Only a number is wanted. Count the lines holding the string "Центральный".

━━ Input rows ━━

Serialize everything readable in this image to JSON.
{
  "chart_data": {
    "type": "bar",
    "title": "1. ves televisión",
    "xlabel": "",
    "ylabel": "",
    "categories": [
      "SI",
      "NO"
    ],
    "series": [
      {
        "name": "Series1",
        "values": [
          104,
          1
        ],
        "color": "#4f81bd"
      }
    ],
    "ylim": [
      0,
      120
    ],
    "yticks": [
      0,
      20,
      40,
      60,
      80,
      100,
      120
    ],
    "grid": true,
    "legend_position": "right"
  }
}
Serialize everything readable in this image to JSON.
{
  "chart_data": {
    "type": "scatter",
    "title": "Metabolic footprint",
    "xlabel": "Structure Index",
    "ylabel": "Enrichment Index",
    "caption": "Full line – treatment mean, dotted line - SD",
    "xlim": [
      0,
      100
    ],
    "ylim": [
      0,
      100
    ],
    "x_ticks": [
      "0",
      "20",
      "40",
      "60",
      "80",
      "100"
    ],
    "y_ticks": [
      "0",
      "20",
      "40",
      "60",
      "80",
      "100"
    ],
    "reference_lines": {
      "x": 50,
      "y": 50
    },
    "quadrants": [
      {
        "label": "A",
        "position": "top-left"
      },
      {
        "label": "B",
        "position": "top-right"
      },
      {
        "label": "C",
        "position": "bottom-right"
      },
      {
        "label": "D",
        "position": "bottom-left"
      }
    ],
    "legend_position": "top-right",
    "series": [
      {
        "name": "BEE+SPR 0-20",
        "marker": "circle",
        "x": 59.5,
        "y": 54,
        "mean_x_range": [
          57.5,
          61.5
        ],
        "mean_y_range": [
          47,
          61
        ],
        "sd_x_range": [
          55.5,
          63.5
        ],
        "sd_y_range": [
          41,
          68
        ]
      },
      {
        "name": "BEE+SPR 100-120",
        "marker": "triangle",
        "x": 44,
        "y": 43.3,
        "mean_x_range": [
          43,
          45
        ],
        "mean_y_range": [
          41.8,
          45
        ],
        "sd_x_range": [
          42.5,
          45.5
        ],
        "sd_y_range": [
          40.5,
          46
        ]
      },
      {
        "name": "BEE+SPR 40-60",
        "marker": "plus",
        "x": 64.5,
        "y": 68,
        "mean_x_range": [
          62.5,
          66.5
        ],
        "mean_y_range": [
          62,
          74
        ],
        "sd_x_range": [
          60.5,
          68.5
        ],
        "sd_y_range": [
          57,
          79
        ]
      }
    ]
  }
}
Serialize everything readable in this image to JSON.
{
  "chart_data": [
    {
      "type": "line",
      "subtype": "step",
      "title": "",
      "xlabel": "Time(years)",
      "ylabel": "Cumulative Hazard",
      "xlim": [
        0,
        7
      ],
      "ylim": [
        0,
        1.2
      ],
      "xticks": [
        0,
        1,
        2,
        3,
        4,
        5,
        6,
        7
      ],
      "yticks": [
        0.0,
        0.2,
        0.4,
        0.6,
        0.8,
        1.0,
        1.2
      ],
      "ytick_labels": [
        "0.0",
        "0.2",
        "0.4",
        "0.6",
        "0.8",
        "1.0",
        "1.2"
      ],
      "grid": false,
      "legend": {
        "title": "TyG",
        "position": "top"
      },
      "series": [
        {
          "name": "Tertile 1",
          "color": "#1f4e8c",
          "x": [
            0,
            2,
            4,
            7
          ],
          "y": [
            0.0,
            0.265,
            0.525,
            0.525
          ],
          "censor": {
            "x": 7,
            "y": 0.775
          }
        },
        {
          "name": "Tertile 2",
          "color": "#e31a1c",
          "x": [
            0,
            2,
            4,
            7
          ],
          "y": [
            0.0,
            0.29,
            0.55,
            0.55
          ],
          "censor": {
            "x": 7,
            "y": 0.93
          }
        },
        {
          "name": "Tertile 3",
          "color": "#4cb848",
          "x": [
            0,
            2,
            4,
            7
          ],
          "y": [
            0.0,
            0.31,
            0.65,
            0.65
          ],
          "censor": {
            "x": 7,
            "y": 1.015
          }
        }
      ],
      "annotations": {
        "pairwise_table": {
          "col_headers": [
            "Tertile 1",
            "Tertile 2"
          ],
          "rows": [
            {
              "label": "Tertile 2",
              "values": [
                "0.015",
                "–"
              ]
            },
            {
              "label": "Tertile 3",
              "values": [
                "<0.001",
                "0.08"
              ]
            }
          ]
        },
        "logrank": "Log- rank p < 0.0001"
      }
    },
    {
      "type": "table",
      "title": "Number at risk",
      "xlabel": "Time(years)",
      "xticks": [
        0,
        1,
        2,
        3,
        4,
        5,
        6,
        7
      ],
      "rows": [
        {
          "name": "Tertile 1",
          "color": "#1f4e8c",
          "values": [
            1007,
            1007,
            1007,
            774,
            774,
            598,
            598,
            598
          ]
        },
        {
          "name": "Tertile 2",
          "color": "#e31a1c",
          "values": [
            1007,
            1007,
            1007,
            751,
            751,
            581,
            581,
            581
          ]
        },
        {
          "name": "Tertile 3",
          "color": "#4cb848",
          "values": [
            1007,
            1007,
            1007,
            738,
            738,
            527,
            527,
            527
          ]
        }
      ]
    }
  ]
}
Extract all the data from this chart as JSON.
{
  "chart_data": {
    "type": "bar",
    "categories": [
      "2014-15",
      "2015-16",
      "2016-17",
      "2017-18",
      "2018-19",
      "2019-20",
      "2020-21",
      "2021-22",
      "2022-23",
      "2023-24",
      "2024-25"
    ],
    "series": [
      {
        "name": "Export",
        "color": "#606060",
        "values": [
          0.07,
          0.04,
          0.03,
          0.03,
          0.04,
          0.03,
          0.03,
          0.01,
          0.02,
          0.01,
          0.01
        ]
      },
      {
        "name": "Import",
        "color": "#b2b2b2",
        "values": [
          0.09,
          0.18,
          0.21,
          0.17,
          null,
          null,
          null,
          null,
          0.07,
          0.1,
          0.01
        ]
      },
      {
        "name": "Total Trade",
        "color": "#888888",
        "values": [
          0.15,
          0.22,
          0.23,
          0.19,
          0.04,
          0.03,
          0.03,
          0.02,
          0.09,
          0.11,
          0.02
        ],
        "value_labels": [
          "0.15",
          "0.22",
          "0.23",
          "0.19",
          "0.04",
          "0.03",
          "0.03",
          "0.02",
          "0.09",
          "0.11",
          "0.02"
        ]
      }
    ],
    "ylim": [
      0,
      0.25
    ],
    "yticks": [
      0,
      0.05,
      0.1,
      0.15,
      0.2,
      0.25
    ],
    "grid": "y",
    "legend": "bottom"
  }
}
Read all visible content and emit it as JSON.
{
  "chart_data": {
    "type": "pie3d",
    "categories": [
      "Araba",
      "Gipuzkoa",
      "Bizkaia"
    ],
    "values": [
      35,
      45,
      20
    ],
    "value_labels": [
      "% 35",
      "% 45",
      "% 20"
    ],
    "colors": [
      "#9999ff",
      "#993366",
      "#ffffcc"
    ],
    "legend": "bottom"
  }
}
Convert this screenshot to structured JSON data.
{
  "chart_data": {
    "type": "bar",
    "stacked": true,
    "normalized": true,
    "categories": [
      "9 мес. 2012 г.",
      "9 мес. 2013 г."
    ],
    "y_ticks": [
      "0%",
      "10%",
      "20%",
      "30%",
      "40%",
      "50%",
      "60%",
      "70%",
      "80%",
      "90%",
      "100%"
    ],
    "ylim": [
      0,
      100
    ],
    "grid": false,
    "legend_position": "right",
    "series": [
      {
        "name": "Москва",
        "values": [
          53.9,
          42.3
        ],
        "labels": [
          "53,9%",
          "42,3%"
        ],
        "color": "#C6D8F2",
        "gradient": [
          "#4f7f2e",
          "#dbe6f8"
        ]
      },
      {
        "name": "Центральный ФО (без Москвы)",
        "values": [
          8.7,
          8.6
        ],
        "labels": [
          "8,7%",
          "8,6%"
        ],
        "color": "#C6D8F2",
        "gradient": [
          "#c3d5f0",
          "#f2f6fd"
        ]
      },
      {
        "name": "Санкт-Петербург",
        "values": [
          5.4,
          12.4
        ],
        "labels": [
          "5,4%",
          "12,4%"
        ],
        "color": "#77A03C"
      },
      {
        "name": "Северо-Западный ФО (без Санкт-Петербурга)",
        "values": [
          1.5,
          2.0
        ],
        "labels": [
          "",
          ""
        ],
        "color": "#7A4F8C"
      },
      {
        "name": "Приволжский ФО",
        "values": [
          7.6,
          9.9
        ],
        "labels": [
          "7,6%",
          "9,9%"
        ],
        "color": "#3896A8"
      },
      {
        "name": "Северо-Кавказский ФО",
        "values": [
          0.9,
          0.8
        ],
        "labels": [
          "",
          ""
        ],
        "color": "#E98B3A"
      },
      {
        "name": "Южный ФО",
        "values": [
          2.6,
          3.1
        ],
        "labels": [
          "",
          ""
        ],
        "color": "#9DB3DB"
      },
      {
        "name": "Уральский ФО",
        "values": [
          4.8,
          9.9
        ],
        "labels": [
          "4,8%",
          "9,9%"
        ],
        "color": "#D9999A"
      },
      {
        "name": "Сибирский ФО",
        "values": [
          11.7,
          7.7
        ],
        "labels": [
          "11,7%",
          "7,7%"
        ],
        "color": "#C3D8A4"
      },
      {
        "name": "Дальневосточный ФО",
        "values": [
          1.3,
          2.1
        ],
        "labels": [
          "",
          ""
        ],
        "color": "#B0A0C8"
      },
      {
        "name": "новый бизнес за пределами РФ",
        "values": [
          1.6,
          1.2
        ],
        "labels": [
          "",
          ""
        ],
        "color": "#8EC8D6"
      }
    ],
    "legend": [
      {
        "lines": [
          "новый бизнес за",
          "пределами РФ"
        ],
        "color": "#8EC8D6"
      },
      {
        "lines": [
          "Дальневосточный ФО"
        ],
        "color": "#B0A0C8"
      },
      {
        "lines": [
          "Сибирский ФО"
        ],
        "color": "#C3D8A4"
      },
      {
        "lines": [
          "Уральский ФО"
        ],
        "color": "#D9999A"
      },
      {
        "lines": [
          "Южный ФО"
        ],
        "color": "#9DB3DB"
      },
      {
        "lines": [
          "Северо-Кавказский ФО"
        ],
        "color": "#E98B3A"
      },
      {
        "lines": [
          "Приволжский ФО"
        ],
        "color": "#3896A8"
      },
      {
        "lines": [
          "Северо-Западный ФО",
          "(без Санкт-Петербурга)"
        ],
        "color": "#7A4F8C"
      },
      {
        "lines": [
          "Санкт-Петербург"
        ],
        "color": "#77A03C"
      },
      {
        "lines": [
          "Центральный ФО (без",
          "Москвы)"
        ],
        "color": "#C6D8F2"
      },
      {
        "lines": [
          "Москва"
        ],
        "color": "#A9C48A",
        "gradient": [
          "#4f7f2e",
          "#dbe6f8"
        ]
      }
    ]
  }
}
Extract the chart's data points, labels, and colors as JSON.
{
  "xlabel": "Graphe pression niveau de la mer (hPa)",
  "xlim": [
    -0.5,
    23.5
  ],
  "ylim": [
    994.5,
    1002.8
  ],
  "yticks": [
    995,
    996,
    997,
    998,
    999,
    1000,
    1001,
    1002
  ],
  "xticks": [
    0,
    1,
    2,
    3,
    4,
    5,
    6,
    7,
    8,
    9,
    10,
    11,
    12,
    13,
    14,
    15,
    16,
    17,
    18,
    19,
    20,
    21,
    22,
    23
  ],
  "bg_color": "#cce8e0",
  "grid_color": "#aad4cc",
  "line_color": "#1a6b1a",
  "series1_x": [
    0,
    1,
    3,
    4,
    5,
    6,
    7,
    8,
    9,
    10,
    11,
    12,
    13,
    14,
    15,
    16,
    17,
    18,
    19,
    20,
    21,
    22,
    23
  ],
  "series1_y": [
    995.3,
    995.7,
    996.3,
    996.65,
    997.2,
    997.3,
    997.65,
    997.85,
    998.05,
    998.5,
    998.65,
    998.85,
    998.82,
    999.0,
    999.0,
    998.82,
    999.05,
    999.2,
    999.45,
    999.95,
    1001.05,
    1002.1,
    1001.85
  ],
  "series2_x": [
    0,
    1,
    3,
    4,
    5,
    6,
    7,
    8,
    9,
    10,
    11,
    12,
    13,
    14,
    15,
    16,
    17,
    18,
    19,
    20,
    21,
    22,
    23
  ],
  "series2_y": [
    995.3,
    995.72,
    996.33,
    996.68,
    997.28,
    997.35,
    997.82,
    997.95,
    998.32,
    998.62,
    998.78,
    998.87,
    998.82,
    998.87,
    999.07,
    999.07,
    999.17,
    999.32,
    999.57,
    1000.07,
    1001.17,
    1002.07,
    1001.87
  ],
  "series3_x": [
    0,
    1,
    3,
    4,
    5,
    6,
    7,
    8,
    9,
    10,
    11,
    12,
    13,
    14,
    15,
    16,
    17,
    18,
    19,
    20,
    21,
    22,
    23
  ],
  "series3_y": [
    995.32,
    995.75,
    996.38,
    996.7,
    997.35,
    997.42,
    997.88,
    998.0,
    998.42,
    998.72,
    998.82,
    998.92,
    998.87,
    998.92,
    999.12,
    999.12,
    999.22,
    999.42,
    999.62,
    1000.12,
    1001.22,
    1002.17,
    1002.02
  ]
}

━━━

* _The result_
2